--- Begin Provided records ---

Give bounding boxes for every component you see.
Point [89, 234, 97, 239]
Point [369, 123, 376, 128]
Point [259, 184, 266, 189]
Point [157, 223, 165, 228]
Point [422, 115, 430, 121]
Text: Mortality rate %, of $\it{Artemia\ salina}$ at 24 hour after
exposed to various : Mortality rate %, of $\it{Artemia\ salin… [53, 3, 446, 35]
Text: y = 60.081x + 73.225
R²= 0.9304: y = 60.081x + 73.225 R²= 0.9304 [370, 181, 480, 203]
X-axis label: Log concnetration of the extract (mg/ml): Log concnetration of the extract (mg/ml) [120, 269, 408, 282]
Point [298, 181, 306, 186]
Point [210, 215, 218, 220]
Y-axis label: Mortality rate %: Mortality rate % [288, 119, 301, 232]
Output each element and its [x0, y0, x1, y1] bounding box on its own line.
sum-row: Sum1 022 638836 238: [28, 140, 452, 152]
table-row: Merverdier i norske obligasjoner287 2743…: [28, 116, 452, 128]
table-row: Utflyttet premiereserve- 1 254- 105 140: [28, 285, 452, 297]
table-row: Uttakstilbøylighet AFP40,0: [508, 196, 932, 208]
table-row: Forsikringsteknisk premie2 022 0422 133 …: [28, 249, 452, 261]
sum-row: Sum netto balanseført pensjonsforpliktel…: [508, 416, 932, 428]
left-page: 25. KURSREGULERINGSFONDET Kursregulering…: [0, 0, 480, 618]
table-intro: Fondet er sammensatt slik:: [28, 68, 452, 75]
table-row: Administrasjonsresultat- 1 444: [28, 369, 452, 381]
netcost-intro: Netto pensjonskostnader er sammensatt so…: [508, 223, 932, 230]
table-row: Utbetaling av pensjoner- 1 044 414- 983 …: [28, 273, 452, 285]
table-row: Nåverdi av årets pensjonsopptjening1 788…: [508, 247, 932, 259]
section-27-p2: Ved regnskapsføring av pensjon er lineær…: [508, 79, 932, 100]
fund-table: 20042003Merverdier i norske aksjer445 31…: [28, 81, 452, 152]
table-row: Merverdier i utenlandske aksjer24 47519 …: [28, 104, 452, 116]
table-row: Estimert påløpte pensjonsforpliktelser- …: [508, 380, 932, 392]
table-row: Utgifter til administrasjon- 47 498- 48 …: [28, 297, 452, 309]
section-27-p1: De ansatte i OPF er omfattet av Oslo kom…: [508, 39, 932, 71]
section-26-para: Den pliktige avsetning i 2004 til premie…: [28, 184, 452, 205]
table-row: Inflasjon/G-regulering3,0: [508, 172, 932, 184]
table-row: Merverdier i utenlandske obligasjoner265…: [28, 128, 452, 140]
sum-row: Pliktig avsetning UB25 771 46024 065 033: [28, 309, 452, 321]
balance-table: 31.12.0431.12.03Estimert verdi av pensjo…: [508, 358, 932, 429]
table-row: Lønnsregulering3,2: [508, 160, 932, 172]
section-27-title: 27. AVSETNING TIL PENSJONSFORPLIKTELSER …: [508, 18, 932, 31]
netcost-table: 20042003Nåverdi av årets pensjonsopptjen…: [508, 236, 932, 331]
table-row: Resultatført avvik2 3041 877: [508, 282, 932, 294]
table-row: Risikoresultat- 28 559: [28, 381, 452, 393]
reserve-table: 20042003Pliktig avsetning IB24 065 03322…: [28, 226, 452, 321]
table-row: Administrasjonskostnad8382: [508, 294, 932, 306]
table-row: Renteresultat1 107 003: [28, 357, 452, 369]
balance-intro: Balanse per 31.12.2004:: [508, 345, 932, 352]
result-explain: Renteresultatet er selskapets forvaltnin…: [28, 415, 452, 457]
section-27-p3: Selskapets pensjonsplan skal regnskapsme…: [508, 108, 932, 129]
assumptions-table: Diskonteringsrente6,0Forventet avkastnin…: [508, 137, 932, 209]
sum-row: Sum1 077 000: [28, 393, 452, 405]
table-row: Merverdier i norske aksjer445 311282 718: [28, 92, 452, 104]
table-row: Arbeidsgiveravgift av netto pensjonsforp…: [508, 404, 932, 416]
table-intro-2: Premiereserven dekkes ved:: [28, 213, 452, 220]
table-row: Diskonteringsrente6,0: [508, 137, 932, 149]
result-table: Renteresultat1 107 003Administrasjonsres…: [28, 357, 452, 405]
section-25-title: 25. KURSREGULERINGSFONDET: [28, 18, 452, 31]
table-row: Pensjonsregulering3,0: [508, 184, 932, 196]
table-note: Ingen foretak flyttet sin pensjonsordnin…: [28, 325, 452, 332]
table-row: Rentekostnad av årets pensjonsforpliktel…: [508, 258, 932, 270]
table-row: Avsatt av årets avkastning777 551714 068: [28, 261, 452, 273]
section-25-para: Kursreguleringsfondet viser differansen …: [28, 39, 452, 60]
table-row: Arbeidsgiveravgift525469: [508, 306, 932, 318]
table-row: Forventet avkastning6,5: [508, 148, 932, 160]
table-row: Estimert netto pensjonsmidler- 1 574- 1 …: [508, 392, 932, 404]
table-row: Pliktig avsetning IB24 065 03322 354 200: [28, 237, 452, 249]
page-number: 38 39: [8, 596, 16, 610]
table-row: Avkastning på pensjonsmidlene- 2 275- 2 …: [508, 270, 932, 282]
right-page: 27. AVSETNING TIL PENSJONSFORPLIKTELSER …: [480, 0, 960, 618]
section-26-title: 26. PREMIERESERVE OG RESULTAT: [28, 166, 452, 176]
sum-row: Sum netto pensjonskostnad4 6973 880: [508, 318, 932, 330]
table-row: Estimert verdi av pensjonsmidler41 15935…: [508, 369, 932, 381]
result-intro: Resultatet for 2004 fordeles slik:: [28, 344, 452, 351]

--- End Provided records ---

## Task objective
Can you reproduce all of the rows above, changing every "table-row" to "data-row" and leaving everything else untouched?

## Written response
Give bounding boxes for every component you see.
Point [89, 234, 97, 239]
Point [369, 123, 376, 128]
Point [259, 184, 266, 189]
Point [157, 223, 165, 228]
Point [422, 115, 430, 121]
Text: Mortality rate %, of $\it{Artemia\ salina}$ at 24 hour after
exposed to various : Mortality rate %, of $\it{Artemia\ salin… [53, 3, 446, 35]
Text: y = 60.081x + 73.225
R²= 0.9304: y = 60.081x + 73.225 R²= 0.9304 [370, 181, 480, 203]
X-axis label: Log concnetration of the extract (mg/ml): Log concnetration of the extract (mg/ml) [120, 269, 408, 282]
Point [298, 181, 306, 186]
Point [210, 215, 218, 220]
Y-axis label: Mortality rate %: Mortality rate % [288, 119, 301, 232]
Output each element and its [x0, y0, x1, y1] bounding box on its own line.
sum-row: Sum1 022 638836 238: [28, 140, 452, 152]
data-row: Merverdier i norske obligasjoner287 2743…: [28, 116, 452, 128]
data-row: Utflyttet premiereserve- 1 254- 105 140: [28, 285, 452, 297]
data-row: Uttakstilbøylighet AFP40,0: [508, 196, 932, 208]
data-row: Forsikringsteknisk premie2 022 0422 133 …: [28, 249, 452, 261]
sum-row: Sum netto balanseført pensjonsforpliktel…: [508, 416, 932, 428]
left-page: 25. KURSREGULERINGSFONDET Kursregulering…: [0, 0, 480, 618]
table-intro: Fondet er sammensatt slik:: [28, 68, 452, 75]
data-row: Administrasjonsresultat- 1 444: [28, 369, 452, 381]
netcost-intro: Netto pensjonskostnader er sammensatt so…: [508, 223, 932, 230]
data-row: Utbetaling av pensjoner- 1 044 414- 983 …: [28, 273, 452, 285]
data-row: Nåverdi av årets pensjonsopptjening1 788…: [508, 247, 932, 259]
section-27-p2: Ved regnskapsføring av pensjon er lineær…: [508, 79, 932, 100]
fund-table: 20042003Merverdier i norske aksjer445 31…: [28, 81, 452, 152]
data-row: Merverdier i utenlandske aksjer24 47519 …: [28, 104, 452, 116]
data-row: Estimert påløpte pensjonsforpliktelser- …: [508, 380, 932, 392]
data-row: Utgifter til administrasjon- 47 498- 48 …: [28, 297, 452, 309]
section-27-p1: De ansatte i OPF er omfattet av Oslo kom…: [508, 39, 932, 71]
section-26-para: Den pliktige avsetning i 2004 til premie…: [28, 184, 452, 205]
data-row: Inflasjon/G-regulering3,0: [508, 172, 932, 184]
data-row: Merverdier i utenlandske obligasjoner265…: [28, 128, 452, 140]
sum-row: Pliktig avsetning UB25 771 46024 065 033: [28, 309, 452, 321]
balance-table: 31.12.0431.12.03Estimert verdi av pensjo…: [508, 358, 932, 429]
data-row: Lønnsregulering3,2: [508, 160, 932, 172]
section-27-title: 27. AVSETNING TIL PENSJONSFORPLIKTELSER …: [508, 18, 932, 31]
netcost-table: 20042003Nåverdi av årets pensjonsopptjen…: [508, 236, 932, 331]
data-row: Resultatført avvik2 3041 877: [508, 282, 932, 294]
data-row: Risikoresultat- 28 559: [28, 381, 452, 393]
reserve-table: 20042003Pliktig avsetning IB24 065 03322…: [28, 226, 452, 321]
data-row: Administrasjonskostnad8382: [508, 294, 932, 306]
data-row: Renteresultat1 107 003: [28, 357, 452, 369]
balance-intro: Balanse per 31.12.2004:: [508, 345, 932, 352]
result-explain: Renteresultatet er selskapets forvaltnin…: [28, 415, 452, 457]
section-27-p3: Selskapets pensjonsplan skal regnskapsme…: [508, 108, 932, 129]
assumptions-table: Diskonteringsrente6,0Forventet avkastnin…: [508, 137, 932, 209]
sum-row: Sum1 077 000: [28, 393, 452, 405]
data-row: Merverdier i norske aksjer445 311282 718: [28, 92, 452, 104]
data-row: Arbeidsgiveravgift av netto pensjonsforp…: [508, 404, 932, 416]
table-intro-2: Premiereserven dekkes ved:: [28, 213, 452, 220]
data-row: Diskonteringsrente6,0: [508, 137, 932, 149]
result-table: Renteresultat1 107 003Administrasjonsres…: [28, 357, 452, 405]
section-25-title: 25. KURSREGULERINGSFONDET: [28, 18, 452, 31]
data-row: Pensjonsregulering3,0: [508, 184, 932, 196]
table-note: Ingen foretak flyttet sin pensjonsordnin…: [28, 325, 452, 332]
data-row: Rentekostnad av årets pensjonsforpliktel…: [508, 258, 932, 270]
data-row: Avsatt av årets avkastning777 551714 068: [28, 261, 452, 273]
section-25-para: Kursreguleringsfondet viser differansen …: [28, 39, 452, 60]
data-row: Arbeidsgiveravgift525469: [508, 306, 932, 318]
data-row: Forventet avkastning6,5: [508, 148, 932, 160]
data-row: Estimert netto pensjonsmidler- 1 574- 1 …: [508, 392, 932, 404]
data-row: Pliktig avsetning IB24 065 03322 354 200: [28, 237, 452, 249]
page-number: 38 39: [8, 596, 16, 610]
data-row: Avkastning på pensjonsmidlene- 2 275- 2 …: [508, 270, 932, 282]
right-page: 27. AVSETNING TIL PENSJONSFORPLIKTELSER …: [480, 0, 960, 618]
section-26-title: 26. PREMIERESERVE OG RESULTAT: [28, 166, 452, 176]
sum-row: Sum netto pensjonskostnad4 6973 880: [508, 318, 932, 330]
data-row: Estimert verdi av pensjonsmidler41 15935…: [508, 369, 932, 381]
result-intro: Resultatet for 2004 fordeles slik:: [28, 344, 452, 351]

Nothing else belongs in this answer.